*EXERCISE*.
Provide the data again in its entirety, exactly as given.

*RECORD SET*.
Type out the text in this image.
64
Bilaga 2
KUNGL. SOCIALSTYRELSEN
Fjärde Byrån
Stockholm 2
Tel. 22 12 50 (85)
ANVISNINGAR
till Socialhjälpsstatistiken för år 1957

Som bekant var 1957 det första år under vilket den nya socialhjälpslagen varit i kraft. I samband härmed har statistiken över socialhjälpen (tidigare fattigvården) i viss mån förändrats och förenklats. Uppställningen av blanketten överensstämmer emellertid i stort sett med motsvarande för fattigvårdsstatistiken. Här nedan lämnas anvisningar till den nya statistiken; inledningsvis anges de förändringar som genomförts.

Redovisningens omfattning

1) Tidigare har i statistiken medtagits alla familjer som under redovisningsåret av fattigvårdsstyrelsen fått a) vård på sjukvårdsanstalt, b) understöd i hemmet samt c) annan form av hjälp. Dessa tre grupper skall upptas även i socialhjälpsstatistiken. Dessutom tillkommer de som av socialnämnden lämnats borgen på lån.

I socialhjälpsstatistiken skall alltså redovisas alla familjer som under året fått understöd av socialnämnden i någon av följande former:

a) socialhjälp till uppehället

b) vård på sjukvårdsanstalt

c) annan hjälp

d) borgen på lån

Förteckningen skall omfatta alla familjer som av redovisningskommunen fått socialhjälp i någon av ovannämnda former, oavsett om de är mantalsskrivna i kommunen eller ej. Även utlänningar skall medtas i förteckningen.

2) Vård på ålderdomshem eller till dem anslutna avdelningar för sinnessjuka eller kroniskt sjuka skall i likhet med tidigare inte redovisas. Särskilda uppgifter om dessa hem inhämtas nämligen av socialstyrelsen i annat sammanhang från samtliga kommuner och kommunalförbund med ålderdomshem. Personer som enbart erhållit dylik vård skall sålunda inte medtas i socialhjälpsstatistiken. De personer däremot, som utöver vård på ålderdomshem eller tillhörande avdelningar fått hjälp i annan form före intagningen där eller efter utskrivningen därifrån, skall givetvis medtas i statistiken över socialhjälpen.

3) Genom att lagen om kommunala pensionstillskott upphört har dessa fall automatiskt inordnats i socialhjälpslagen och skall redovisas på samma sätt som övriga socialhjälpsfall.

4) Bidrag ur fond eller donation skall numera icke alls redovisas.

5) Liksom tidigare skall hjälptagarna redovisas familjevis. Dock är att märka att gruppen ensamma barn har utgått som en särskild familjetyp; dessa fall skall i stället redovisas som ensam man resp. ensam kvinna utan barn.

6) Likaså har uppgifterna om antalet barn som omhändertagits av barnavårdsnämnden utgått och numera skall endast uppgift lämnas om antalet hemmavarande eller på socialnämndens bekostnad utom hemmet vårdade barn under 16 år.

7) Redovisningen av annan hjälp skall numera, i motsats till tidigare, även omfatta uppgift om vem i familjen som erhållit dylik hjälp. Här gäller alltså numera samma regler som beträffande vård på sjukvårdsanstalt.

*RESULT OF THE EXERCISE*.
Type out the text in this image.
64
Bilaga 2
KUNGL. SOCIALSTYRELSEN
Fjärde Byrån
Stockholm 2
Tel. 22 12 50 (85)
ANVISNINGAR
till Socialhjälpsstatistiken för år 1957

Som bekant var 1957 det första år under vilket den nya socialhjälpslagen varit i kraft. I samband härmed har statistiken över socialhjälpen (tidigare fattigvården) i viss mån förändrats och förenklats. Uppställningen av blanketten överensstämmer emellertid i stort sett med motsvarande för fattigvårdsstatistiken. Här nedan lämnas anvisningar till den nya statistiken; inledningsvis anges de förändringar som genomförts.

Redovisningens omfattning

1) Tidigare har i statistiken medtagits alla familjer som under redovisningsåret av fattigvårdsstyrelsen fått a) vård på sjukvårdsanstalt, b) understöd i hemmet samt c) annan form av hjälp. Dessa tre grupper skall upptas även i socialhjälpsstatistiken. Dessutom tillkommer de som av socialnämnden lämnats borgen på lån.

I socialhjälpsstatistiken skall alltså redovisas alla familjer som under året fått understöd av socialnämnden i någon av följande former:

a) socialhjälp till uppehället

b) vård på sjukvårdsanstalt

c) annan hjälp

d) borgen på lån

Förteckningen skall omfatta alla familjer som av redovisningskommunen fått socialhjälp i någon av ovannämnda former, oavsett om de är mantalsskrivna i kommunen eller ej. Även utlänningar skall medtas i förteckningen.

2) Vård på ålderdomshem eller till dem anslutna avdelningar för sinnessjuka eller kroniskt sjuka skall i likhet med tidigare inte redovisas. Särskilda uppgifter om dessa hem inhämtas nämligen av socialstyrelsen i annat sammanhang från samtliga kommuner och kommunalförbund med ålderdomshem. Personer som enbart erhållit dylik vård skall sålunda inte medtas i socialhjälpsstatistiken. De personer däremot, som utöver vård på ålderdomshem eller tillhörande avdelningar fått hjälp i annan form före intagningen där eller efter utskrivningen därifrån, skall givetvis medtas i statistiken över socialhjälpen.

3) Genom att lagen om kommunala pensionstillskott upphört har dessa fall automatiskt inordnats i socialhjälpslagen och skall redovisas på samma sätt som övriga socialhjälpsfall.

4) Bidrag ur fond eller donation skall numera icke alls redovisas.

5) Liksom tidigare skall hjälptagarna redovisas familjevis. Dock är att märka att gruppen ensamma barn har utgått som en särskild familjetyp; dessa fall skall i stället redovisas som ensam man resp. ensam kvinna utan barn.

6) Likaså har uppgifterna om antalet barn som omhändertagits av barnavårdsnämnden utgått och numera skall endast uppgift lämnas om antalet hemmavarande eller på socialnämndens bekostnad utom hemmet vårdade barn under 16 år.

7) Redovisningen av annan hjälp skall numera, i motsats till tidigare, även omfatta uppgift om vem i familjen som erhållit dylik hjälp. Här gäller alltså numera samma regler som beträffande vård på sjukvårdsanstalt.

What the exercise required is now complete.